▸ Given task
Single out the lines of the material that contain "separator" and copy them.

▸ Items
--------------------

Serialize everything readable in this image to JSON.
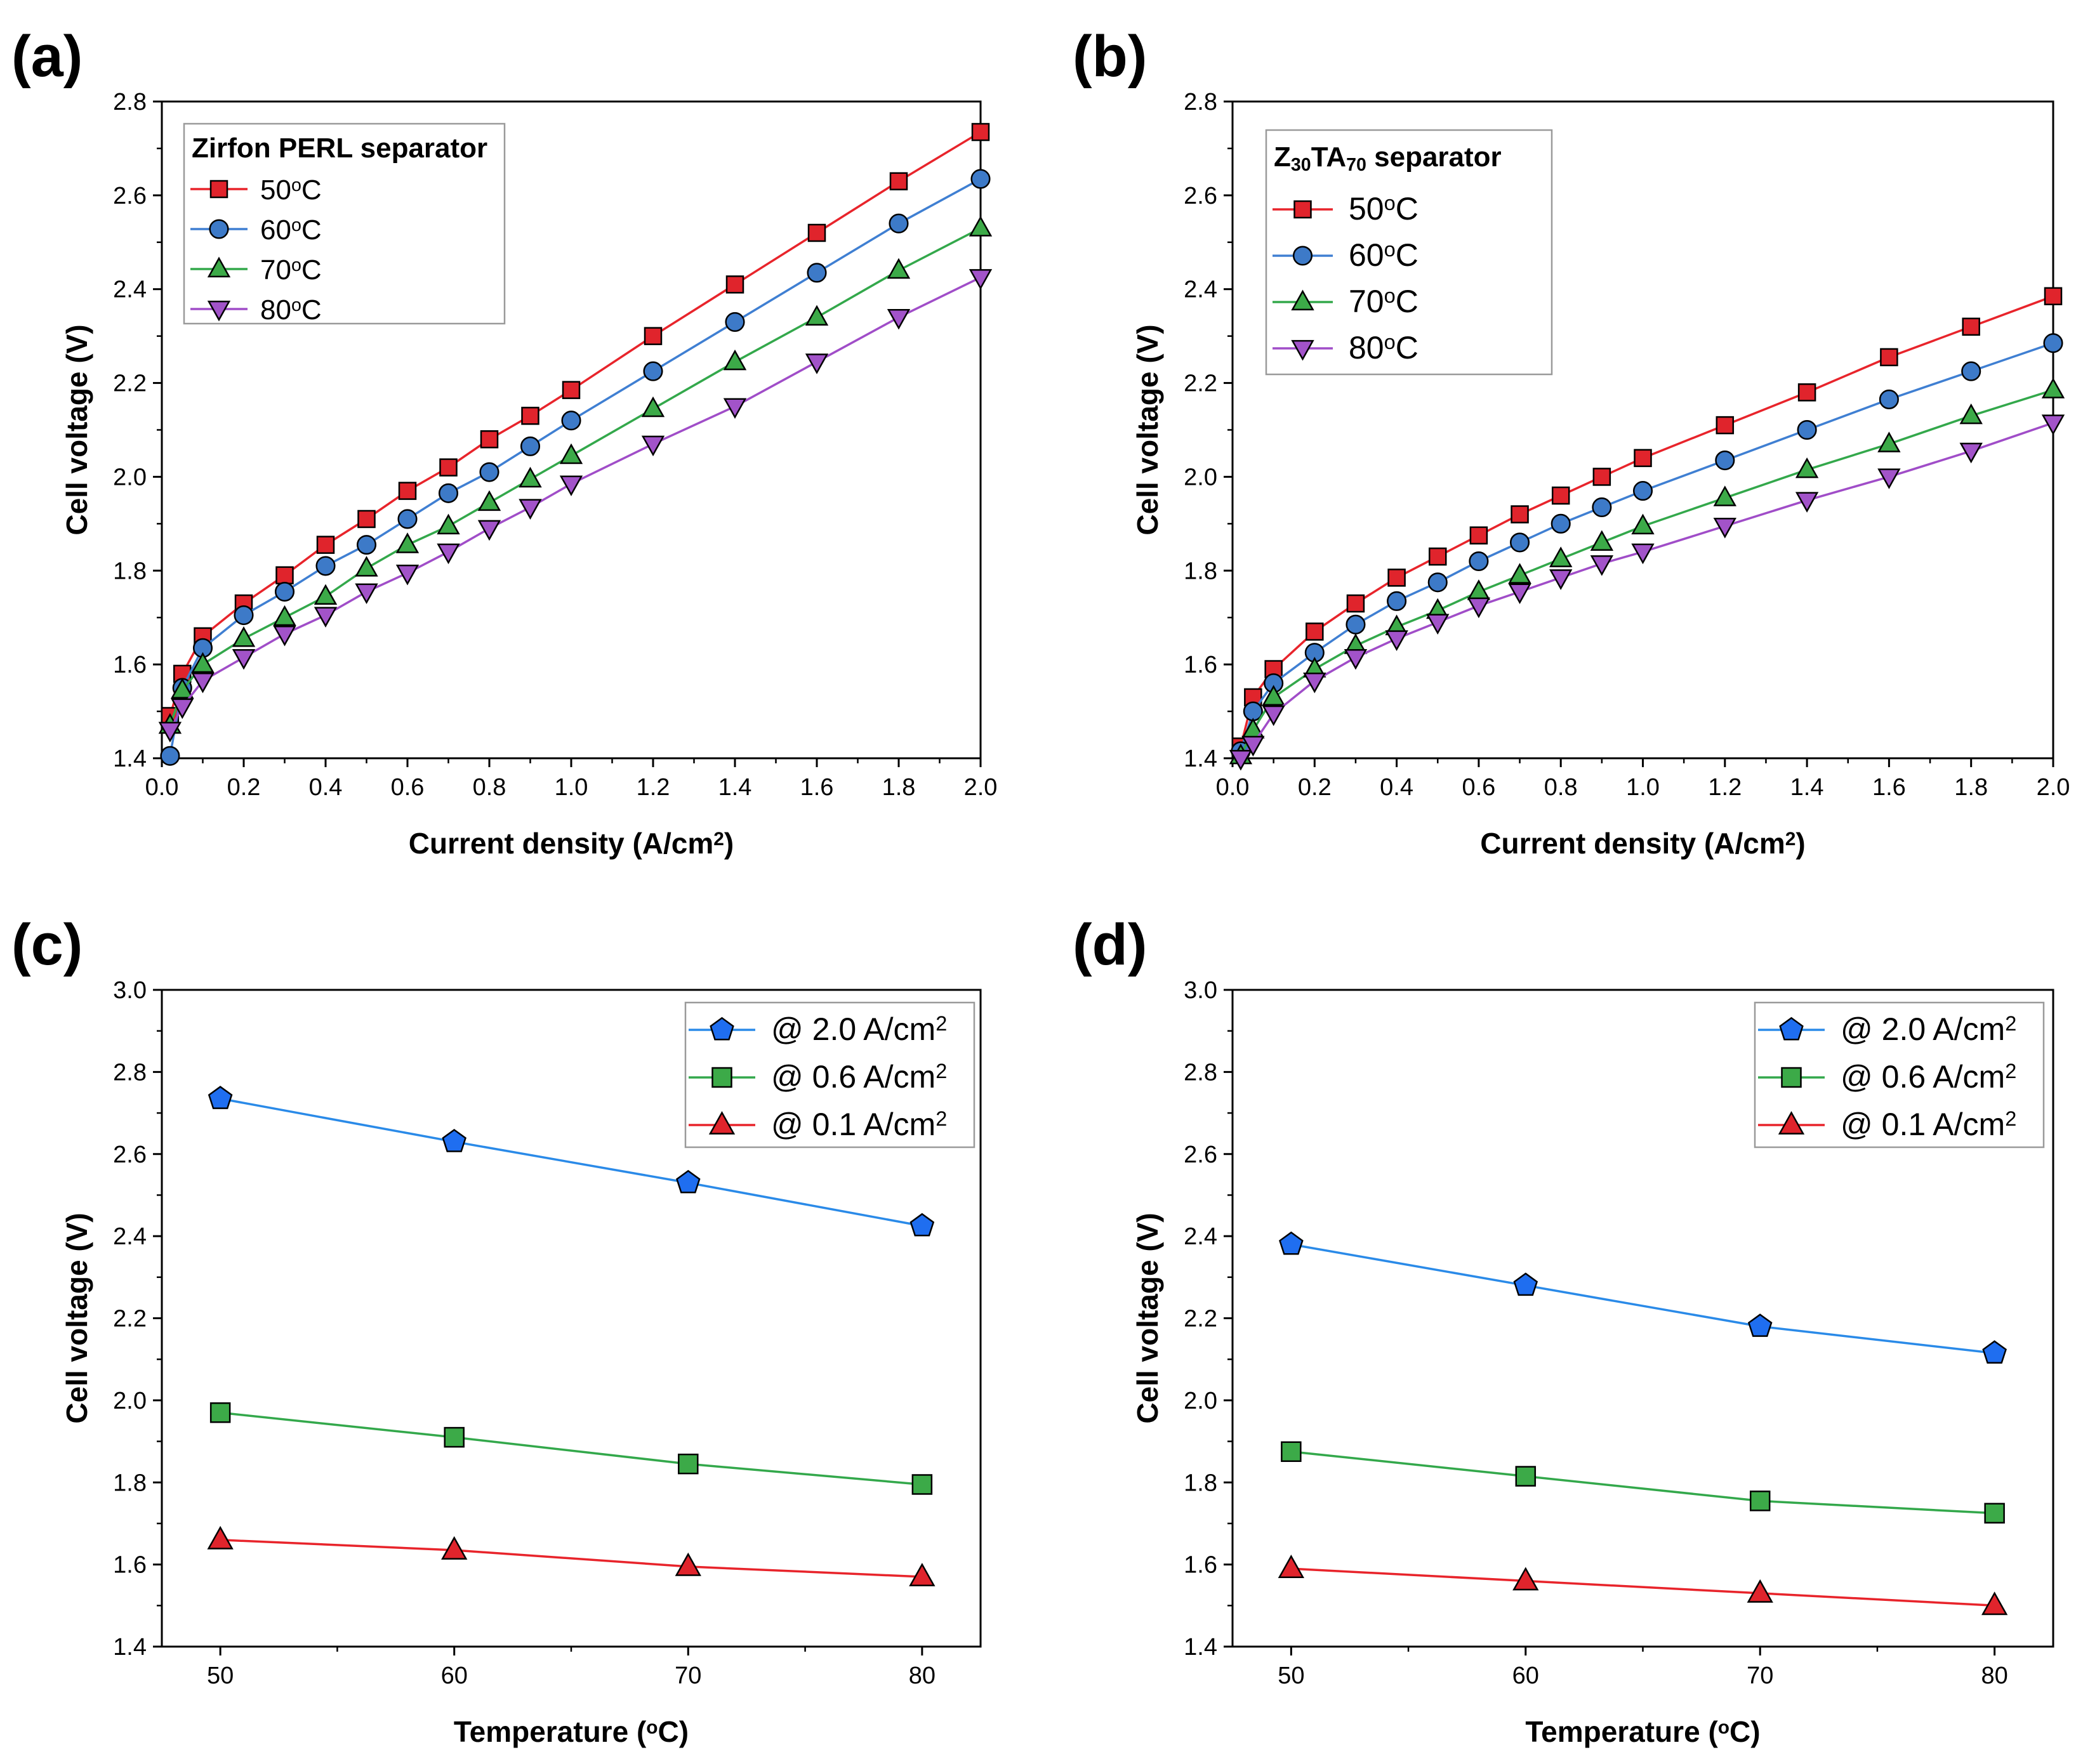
{
  "figure": {
    "colors": {
      "red": "#e8242b",
      "blue": "#3f7fd2",
      "green": "#33a84b",
      "purple": "#a04dc8",
      "marker_red": "#e0242c",
      "marker_blue": "#3d7ac8",
      "marker_green": "#3caa48",
      "marker_purple": "#a253c9",
      "pent_blue": "#1f6ef0",
      "line_blue": "#2a8ae8"
    }
  },
  "chart_data": [
    {
      "panel": "(a)",
      "type": "line",
      "xlabel": "Current density (A/cm2)",
      "xlabel_parts": [
        "Current density (A/cm",
        "2",
        ")"
      ],
      "ylabel": "Cell voltage (V)",
      "xlim": [
        0.0,
        2.0
      ],
      "ylim": [
        1.4,
        2.8
      ],
      "xticks": [
        "0.0",
        "0.2",
        "0.4",
        "0.6",
        "0.8",
        "1.0",
        "1.2",
        "1.4",
        "1.6",
        "1.8",
        "2.0"
      ],
      "yticks": [
        "1.4",
        "1.6",
        "1.8",
        "2.0",
        "2.2",
        "2.4",
        "2.6",
        "2.8"
      ],
      "legend_title": "Zirfon PERL separator",
      "x": [
        0.02,
        0.05,
        0.1,
        0.2,
        0.3,
        0.4,
        0.5,
        0.6,
        0.7,
        0.8,
        0.9,
        1.0,
        1.2,
        1.4,
        1.6,
        1.8,
        2.0
      ],
      "series": [
        {
          "name": "50ºC",
          "name_parts": [
            "50",
            "o",
            "C"
          ],
          "marker": "square",
          "color_key": "red",
          "marker_key": "marker_red",
          "values": [
            1.49,
            1.58,
            1.66,
            1.73,
            1.79,
            1.855,
            1.91,
            1.97,
            2.02,
            2.08,
            2.13,
            2.185,
            2.3,
            2.41,
            2.52,
            2.63,
            2.735
          ]
        },
        {
          "name": "60ºC",
          "name_parts": [
            "60",
            "o",
            "C"
          ],
          "marker": "circle",
          "color_key": "blue",
          "marker_key": "marker_blue",
          "values": [
            1.405,
            1.55,
            1.635,
            1.705,
            1.755,
            1.81,
            1.855,
            1.91,
            1.965,
            2.01,
            2.065,
            2.12,
            2.225,
            2.33,
            2.435,
            2.54,
            2.635
          ]
        },
        {
          "name": "70ºC",
          "name_parts": [
            "70",
            "o",
            "C"
          ],
          "marker": "triangle-up",
          "color_key": "green",
          "marker_key": "marker_green",
          "values": [
            1.47,
            1.545,
            1.6,
            1.655,
            1.7,
            1.745,
            1.805,
            1.855,
            1.895,
            1.945,
            1.995,
            2.045,
            2.145,
            2.245,
            2.34,
            2.44,
            2.53
          ]
        },
        {
          "name": "80ºC",
          "name_parts": [
            "80",
            "o",
            "C"
          ],
          "marker": "triangle-down",
          "color_key": "purple",
          "marker_key": "marker_purple",
          "values": [
            1.46,
            1.51,
            1.565,
            1.615,
            1.665,
            1.705,
            1.755,
            1.795,
            1.84,
            1.89,
            1.935,
            1.985,
            2.07,
            2.15,
            2.245,
            2.34,
            2.425
          ]
        }
      ]
    },
    {
      "panel": "(b)",
      "type": "line",
      "xlabel": "Current density (A/cm2)",
      "xlabel_parts": [
        "Current density (A/cm",
        "2",
        ")"
      ],
      "ylabel": "Cell voltage (V)",
      "xlim": [
        0.0,
        2.0
      ],
      "ylim": [
        1.4,
        2.8
      ],
      "xticks": [
        "0.0",
        "0.2",
        "0.4",
        "0.6",
        "0.8",
        "1.0",
        "1.2",
        "1.4",
        "1.6",
        "1.8",
        "2.0"
      ],
      "yticks": [
        "1.4",
        "1.6",
        "1.8",
        "2.0",
        "2.2",
        "2.4",
        "2.6",
        "2.8"
      ],
      "legend_title": "Z30TA70 separator",
      "legend_title_parts": [
        "Z",
        "30",
        "TA",
        "70",
        " separator"
      ],
      "x": [
        0.02,
        0.05,
        0.1,
        0.2,
        0.3,
        0.4,
        0.5,
        0.6,
        0.7,
        0.8,
        0.9,
        1.0,
        1.2,
        1.4,
        1.6,
        1.8,
        2.0
      ],
      "series": [
        {
          "name": "50ºC",
          "name_parts": [
            "50",
            "o",
            "C"
          ],
          "marker": "square",
          "color_key": "red",
          "marker_key": "marker_red",
          "values": [
            1.425,
            1.53,
            1.59,
            1.67,
            1.73,
            1.785,
            1.83,
            1.875,
            1.92,
            1.96,
            2.0,
            2.04,
            2.11,
            2.18,
            2.255,
            2.32,
            2.385
          ]
        },
        {
          "name": "60ºC",
          "name_parts": [
            "60",
            "o",
            "C"
          ],
          "marker": "circle",
          "color_key": "blue",
          "marker_key": "marker_blue",
          "values": [
            1.415,
            1.5,
            1.56,
            1.625,
            1.685,
            1.735,
            1.775,
            1.82,
            1.86,
            1.9,
            1.935,
            1.97,
            2.035,
            2.1,
            2.165,
            2.225,
            2.285
          ]
        },
        {
          "name": "70ºC",
          "name_parts": [
            "70",
            "o",
            "C"
          ],
          "marker": "triangle-up",
          "color_key": "green",
          "marker_key": "marker_green",
          "values": [
            1.405,
            1.46,
            1.53,
            1.59,
            1.64,
            1.68,
            1.715,
            1.755,
            1.79,
            1.825,
            1.86,
            1.895,
            1.955,
            2.015,
            2.07,
            2.13,
            2.185
          ]
        },
        {
          "name": "80ºC",
          "name_parts": [
            "80",
            "o",
            "C"
          ],
          "marker": "triangle-down",
          "color_key": "purple",
          "marker_key": "marker_purple",
          "values": [
            1.4,
            1.43,
            1.495,
            1.565,
            1.615,
            1.655,
            1.69,
            1.725,
            1.755,
            1.785,
            1.815,
            1.84,
            1.895,
            1.95,
            2.0,
            2.055,
            2.115
          ]
        }
      ]
    },
    {
      "panel": "(c)",
      "type": "line",
      "xlabel": "Temperature (ºC)",
      "xlabel_parts": [
        "Temperature (",
        "o",
        "C)"
      ],
      "ylabel": "Cell voltage (V)",
      "xlim": [
        47.5,
        82.5
      ],
      "ylim": [
        1.4,
        3.0
      ],
      "xticks": [
        "50",
        "60",
        "70",
        "80"
      ],
      "yticks": [
        "1.4",
        "1.6",
        "1.8",
        "2.0",
        "2.2",
        "2.4",
        "2.6",
        "2.8",
        "3.0"
      ],
      "x": [
        50,
        60,
        70,
        80
      ],
      "series": [
        {
          "name": "@ 2.0 A/cm2",
          "name_parts": [
            "@ 2.0 A/cm",
            "2"
          ],
          "marker": "pentagon",
          "color_key": "line_blue",
          "marker_key": "pent_blue",
          "values": [
            2.735,
            2.63,
            2.53,
            2.425
          ]
        },
        {
          "name": "@ 0.6 A/cm2",
          "name_parts": [
            "@ 0.6 A/cm",
            "2"
          ],
          "marker": "square",
          "color_key": "green",
          "marker_key": "marker_green",
          "values": [
            1.97,
            1.91,
            1.845,
            1.795
          ]
        },
        {
          "name": "@ 0.1 A/cm2",
          "name_parts": [
            "@ 0.1 A/cm",
            "2"
          ],
          "marker": "triangle-up",
          "color_key": "red",
          "marker_key": "marker_red",
          "values": [
            1.66,
            1.635,
            1.595,
            1.57
          ]
        }
      ]
    },
    {
      "panel": "(d)",
      "type": "line",
      "xlabel": "Temperature (ºC)",
      "xlabel_parts": [
        "Temperature (",
        "o",
        "C)"
      ],
      "ylabel": "Cell voltage (V)",
      "xlim": [
        47.5,
        82.5
      ],
      "ylim": [
        1.4,
        3.0
      ],
      "xticks": [
        "50",
        "60",
        "70",
        "80"
      ],
      "yticks": [
        "1.4",
        "1.6",
        "1.8",
        "2.0",
        "2.2",
        "2.4",
        "2.6",
        "2.8",
        "3.0"
      ],
      "x": [
        50,
        60,
        70,
        80
      ],
      "series": [
        {
          "name": "@ 2.0 A/cm2",
          "name_parts": [
            "@ 2.0 A/cm",
            "2"
          ],
          "marker": "pentagon",
          "color_key": "line_blue",
          "marker_key": "pent_blue",
          "values": [
            2.38,
            2.28,
            2.18,
            2.115
          ]
        },
        {
          "name": "@ 0.6 A/cm2",
          "name_parts": [
            "@ 0.6 A/cm",
            "2"
          ],
          "marker": "square",
          "color_key": "green",
          "marker_key": "marker_green",
          "values": [
            1.875,
            1.815,
            1.755,
            1.725
          ]
        },
        {
          "name": "@ 0.1 A/cm2",
          "name_parts": [
            "@ 0.1 A/cm",
            "2"
          ],
          "marker": "triangle-up",
          "color_key": "red",
          "marker_key": "marker_red",
          "values": [
            1.59,
            1.56,
            1.53,
            1.5
          ]
        }
      ]
    }
  ]
}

--------------------

▸ Exercise output
      "legend_title": "Zirfon PERL separator",
      "legend_title": "Z30TA70 separator",
        " separator"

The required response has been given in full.